Problem description: Copy the records from the start through the line containing "x-tick-label: 10 <box>173 289 187 304</box>", inclusive, changing every "x-tick-label" to "x-axis-label" and leaving the rest as it is.

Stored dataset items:
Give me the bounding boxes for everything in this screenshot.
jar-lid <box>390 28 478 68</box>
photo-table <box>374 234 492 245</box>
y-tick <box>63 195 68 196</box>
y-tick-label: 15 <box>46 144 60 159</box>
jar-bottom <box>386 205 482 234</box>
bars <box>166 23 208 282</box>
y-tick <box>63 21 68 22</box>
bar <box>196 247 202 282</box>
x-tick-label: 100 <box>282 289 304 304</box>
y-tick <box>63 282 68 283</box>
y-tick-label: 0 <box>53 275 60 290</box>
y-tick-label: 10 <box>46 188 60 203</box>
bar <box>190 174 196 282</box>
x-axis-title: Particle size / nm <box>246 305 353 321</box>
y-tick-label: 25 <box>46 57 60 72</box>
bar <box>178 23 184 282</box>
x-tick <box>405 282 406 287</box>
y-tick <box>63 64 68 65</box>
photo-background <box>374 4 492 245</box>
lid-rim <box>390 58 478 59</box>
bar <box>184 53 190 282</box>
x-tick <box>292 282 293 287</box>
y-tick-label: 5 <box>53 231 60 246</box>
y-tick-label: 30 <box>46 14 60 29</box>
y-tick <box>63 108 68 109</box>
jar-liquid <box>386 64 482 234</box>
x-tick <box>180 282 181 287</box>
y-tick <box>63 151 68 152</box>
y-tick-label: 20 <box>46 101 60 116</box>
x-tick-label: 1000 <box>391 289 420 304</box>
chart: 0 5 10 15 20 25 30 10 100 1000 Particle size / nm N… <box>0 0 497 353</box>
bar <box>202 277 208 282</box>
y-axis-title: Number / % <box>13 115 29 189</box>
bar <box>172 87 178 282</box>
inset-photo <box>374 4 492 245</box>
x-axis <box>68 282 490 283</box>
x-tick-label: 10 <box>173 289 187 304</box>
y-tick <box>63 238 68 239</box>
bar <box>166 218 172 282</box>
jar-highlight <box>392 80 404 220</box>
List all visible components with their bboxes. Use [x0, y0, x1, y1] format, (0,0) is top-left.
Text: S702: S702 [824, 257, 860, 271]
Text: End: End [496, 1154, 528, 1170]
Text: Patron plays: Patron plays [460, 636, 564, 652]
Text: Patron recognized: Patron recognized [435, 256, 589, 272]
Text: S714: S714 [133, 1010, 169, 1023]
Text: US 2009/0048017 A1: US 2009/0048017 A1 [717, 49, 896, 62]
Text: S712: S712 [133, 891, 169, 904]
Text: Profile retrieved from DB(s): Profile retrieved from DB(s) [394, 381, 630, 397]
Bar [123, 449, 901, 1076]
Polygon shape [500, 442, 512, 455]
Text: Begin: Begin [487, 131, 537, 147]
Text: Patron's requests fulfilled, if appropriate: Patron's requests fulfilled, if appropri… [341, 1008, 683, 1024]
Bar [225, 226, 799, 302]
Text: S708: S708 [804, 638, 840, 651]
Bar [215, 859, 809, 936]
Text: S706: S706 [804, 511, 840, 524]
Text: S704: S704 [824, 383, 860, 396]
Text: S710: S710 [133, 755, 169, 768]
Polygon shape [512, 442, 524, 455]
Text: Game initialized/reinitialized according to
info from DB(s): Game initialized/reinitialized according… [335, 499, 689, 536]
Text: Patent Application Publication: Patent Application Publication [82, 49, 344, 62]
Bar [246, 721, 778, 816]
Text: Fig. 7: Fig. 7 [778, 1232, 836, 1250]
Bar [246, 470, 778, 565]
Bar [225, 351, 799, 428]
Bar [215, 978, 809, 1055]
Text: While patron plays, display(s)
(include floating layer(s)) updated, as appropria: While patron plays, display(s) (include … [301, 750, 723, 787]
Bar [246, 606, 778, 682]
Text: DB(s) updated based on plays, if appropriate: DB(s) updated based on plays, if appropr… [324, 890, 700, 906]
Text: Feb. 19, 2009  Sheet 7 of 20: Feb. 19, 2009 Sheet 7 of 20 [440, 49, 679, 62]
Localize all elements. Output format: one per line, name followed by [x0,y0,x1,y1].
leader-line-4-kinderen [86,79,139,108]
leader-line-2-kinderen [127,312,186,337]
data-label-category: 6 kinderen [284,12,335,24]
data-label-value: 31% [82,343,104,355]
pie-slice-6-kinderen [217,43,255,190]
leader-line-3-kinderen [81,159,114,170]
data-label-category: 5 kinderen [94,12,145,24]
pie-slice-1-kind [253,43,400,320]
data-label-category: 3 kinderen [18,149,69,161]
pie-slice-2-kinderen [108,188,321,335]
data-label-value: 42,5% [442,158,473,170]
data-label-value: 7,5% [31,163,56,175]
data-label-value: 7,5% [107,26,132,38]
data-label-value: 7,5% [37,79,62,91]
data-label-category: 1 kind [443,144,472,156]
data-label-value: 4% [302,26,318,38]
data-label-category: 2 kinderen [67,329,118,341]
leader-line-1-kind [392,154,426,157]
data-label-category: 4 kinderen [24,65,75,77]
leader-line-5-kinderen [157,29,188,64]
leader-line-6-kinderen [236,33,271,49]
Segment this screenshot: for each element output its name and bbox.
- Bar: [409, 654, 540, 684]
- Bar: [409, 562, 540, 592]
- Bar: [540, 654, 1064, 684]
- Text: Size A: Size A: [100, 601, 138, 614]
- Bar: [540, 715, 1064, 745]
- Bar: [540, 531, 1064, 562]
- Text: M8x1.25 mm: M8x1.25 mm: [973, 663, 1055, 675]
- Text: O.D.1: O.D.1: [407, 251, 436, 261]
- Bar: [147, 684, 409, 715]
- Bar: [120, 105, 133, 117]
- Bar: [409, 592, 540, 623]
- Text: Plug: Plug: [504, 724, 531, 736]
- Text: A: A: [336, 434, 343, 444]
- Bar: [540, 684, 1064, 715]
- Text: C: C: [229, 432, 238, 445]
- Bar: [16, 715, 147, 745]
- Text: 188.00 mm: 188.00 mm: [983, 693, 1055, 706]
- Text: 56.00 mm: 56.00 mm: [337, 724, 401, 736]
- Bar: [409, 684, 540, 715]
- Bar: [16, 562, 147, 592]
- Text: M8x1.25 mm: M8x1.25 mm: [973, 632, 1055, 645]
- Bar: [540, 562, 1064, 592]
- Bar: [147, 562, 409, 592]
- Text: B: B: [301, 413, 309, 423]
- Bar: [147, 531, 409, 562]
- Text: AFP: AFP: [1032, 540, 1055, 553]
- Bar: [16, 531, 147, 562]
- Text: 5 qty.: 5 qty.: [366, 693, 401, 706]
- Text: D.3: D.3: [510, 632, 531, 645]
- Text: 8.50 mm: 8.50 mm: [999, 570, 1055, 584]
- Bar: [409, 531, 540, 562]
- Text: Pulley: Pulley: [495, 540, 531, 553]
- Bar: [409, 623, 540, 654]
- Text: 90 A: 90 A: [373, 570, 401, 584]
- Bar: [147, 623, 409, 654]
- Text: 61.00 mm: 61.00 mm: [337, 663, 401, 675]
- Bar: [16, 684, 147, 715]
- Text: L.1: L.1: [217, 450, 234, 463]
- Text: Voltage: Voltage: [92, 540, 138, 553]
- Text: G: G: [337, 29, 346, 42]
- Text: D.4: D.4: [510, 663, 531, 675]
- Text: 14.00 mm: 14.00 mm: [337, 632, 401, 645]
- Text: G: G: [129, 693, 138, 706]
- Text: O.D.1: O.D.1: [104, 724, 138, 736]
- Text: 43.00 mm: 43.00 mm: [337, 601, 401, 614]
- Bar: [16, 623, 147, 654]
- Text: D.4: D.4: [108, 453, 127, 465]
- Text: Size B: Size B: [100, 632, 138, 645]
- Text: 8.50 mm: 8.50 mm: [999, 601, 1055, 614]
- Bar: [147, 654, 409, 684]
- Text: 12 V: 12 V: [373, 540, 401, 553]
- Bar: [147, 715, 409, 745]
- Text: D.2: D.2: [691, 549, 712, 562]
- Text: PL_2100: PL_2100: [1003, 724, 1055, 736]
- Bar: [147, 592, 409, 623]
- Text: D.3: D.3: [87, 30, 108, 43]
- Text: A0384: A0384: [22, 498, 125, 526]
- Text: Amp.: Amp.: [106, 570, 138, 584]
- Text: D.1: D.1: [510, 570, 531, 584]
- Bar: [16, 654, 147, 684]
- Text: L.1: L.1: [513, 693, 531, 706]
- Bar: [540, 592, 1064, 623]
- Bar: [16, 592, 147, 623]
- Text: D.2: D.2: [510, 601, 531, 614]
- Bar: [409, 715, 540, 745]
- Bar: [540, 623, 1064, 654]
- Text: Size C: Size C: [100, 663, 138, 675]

Output of the exercise:
Give me the bounding boxes for everything in this screenshot.
jar-lid <box>390 28 478 68</box>
photo-table <box>374 234 492 245</box>
y-tick <box>63 195 68 196</box>
y-tick-label: 15 <box>46 144 60 159</box>
jar-bottom <box>386 205 482 234</box>
bars <box>166 23 208 282</box>
y-tick <box>63 21 68 22</box>
bar <box>196 247 202 282</box>
x-axis-label: 100 <box>282 289 304 304</box>
y-tick <box>63 282 68 283</box>
y-tick-label: 0 <box>53 275 60 290</box>
y-tick-label: 10 <box>46 188 60 203</box>
bar <box>190 174 196 282</box>
x-axis-title: Particle size / nm <box>246 305 353 321</box>
y-tick-label: 25 <box>46 57 60 72</box>
bar <box>178 23 184 282</box>
x-tick <box>405 282 406 287</box>
y-tick <box>63 64 68 65</box>
photo-background <box>374 4 492 245</box>
lid-rim <box>390 58 478 59</box>
bar <box>184 53 190 282</box>
x-tick <box>292 282 293 287</box>
y-tick-label: 5 <box>53 231 60 246</box>
y-tick-label: 30 <box>46 14 60 29</box>
y-tick <box>63 108 68 109</box>
jar-liquid <box>386 64 482 234</box>
x-tick <box>180 282 181 287</box>
y-tick <box>63 151 68 152</box>
y-tick-label: 20 <box>46 101 60 116</box>
x-axis-label: 1000 <box>391 289 420 304</box>
chart: 0 5 10 15 20 25 30 10 100 1000 Particle size / nm N… <box>0 0 497 353</box>
bar <box>202 277 208 282</box>
y-axis-title: Number / % <box>13 115 29 189</box>
bar <box>172 87 178 282</box>
inset-photo <box>374 4 492 245</box>
x-axis <box>68 282 490 283</box>
x-axis-label: 10 <box>173 289 187 304</box>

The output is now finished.